(Extracted data entries)
··········

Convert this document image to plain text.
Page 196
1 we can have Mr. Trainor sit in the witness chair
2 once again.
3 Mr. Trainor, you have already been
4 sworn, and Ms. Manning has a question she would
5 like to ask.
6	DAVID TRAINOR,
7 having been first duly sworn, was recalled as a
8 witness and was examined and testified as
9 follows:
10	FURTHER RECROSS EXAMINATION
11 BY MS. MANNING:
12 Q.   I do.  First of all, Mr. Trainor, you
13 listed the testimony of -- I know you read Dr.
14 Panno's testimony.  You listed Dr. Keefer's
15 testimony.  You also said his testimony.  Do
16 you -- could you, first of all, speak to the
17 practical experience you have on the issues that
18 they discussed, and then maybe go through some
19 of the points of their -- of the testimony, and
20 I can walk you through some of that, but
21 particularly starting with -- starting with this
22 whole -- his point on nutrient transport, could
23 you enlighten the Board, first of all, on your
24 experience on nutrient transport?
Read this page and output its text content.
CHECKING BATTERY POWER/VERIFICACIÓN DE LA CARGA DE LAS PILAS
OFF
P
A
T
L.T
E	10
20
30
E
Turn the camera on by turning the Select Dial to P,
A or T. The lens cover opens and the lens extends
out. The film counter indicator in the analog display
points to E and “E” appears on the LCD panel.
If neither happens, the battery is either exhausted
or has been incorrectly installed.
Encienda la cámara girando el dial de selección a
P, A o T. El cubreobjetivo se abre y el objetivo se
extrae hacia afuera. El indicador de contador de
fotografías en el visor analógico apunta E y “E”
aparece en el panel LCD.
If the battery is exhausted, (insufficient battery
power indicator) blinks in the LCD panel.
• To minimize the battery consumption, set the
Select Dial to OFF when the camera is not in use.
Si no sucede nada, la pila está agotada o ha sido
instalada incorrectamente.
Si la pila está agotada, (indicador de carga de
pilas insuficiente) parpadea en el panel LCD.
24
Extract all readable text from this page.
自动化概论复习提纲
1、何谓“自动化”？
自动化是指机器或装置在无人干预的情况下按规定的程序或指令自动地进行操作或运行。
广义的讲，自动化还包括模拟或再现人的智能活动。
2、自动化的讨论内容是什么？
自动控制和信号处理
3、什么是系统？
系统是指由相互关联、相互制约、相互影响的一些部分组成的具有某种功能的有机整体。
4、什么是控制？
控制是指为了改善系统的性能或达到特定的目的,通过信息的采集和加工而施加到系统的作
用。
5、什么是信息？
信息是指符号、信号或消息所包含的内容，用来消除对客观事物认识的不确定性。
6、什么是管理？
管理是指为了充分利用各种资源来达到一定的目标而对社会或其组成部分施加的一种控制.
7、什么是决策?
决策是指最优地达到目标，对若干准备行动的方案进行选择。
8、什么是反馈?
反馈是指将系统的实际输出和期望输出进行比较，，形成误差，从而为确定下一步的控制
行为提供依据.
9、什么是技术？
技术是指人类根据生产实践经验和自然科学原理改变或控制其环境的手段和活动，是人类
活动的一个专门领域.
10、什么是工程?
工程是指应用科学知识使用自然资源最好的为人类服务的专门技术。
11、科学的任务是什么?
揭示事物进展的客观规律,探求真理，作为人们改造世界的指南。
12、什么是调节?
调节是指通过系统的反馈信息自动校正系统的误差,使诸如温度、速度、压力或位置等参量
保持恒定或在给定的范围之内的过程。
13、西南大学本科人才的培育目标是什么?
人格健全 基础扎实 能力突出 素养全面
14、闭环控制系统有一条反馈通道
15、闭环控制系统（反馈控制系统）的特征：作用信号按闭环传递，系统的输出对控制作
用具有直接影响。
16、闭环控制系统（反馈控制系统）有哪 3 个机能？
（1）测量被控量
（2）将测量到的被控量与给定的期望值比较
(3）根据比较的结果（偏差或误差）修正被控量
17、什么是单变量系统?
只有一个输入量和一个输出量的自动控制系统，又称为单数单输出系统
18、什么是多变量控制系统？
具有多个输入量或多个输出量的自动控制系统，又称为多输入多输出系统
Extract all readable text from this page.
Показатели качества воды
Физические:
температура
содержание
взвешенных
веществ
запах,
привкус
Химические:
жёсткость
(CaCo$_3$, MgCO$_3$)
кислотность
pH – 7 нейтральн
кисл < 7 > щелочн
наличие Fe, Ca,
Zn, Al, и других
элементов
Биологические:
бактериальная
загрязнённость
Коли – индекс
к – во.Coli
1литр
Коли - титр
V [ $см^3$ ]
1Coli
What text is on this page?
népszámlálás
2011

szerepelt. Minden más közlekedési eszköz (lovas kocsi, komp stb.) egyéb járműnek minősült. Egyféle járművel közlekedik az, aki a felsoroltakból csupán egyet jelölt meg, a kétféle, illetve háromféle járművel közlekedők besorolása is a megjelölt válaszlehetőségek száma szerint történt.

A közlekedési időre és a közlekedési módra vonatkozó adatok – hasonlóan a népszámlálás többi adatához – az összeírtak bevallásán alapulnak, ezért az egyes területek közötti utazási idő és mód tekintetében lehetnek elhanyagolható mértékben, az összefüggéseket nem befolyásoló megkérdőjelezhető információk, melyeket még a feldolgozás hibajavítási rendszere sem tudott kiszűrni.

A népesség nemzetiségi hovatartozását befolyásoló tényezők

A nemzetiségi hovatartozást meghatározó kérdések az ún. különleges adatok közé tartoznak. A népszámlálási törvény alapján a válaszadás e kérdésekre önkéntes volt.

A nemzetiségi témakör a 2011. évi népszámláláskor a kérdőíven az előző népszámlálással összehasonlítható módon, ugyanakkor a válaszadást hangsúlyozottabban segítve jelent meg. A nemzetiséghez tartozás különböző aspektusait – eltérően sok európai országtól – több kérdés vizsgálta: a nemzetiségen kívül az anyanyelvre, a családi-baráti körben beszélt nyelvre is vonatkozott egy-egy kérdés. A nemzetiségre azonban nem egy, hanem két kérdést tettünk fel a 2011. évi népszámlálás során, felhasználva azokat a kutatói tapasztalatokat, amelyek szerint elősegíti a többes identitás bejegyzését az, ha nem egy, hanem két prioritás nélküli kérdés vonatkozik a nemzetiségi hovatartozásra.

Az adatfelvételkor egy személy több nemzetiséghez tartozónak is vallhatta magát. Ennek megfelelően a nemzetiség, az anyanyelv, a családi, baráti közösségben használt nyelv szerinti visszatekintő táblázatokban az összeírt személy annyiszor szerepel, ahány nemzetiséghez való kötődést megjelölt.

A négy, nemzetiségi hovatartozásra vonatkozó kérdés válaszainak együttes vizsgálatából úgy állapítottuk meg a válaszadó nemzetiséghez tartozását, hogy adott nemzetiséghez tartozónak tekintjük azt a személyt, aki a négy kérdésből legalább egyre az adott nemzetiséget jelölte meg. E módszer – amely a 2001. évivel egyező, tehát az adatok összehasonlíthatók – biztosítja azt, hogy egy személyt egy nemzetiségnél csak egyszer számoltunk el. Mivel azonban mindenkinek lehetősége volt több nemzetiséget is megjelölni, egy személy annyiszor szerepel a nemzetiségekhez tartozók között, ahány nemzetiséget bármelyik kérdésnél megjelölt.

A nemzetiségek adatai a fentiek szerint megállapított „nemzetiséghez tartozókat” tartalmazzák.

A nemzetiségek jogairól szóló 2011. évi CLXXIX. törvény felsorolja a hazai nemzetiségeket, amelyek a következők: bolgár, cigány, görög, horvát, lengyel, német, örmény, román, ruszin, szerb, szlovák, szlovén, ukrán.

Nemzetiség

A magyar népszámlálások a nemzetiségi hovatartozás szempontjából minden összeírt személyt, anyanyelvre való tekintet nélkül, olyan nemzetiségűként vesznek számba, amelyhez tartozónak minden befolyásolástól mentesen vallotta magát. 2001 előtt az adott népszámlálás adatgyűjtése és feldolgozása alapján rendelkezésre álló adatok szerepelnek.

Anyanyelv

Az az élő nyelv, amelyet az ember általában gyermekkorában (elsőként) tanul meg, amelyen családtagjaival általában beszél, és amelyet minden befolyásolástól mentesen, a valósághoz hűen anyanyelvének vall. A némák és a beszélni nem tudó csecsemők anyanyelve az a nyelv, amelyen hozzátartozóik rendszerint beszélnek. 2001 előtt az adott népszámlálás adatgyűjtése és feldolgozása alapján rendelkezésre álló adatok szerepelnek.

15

··········

Instructions for the task :: Show every line from the entries above in which "sworn" appears.

Task result ::
4 sworn, and Ms. Manning has a question she would
7 having been first duly sworn, was recalled as a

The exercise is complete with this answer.